Data supplied:
(begin)

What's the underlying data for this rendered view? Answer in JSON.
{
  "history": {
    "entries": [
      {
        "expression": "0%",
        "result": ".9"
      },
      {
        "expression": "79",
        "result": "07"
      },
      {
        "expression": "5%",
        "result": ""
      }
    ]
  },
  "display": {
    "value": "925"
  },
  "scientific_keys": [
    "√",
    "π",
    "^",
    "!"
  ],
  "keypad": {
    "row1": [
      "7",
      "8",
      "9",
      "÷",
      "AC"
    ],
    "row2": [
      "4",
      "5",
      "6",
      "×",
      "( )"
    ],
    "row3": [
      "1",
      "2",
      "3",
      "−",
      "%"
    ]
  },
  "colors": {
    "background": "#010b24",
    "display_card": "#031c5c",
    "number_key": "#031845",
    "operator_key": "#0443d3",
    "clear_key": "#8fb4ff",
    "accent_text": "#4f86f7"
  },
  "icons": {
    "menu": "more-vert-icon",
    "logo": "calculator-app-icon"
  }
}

(end)

Work to be completed:
Where a line holds "expression", copy that line.

Exercise response:
        "expression": "0%",
        "expression": "79",
        "expression": "5%",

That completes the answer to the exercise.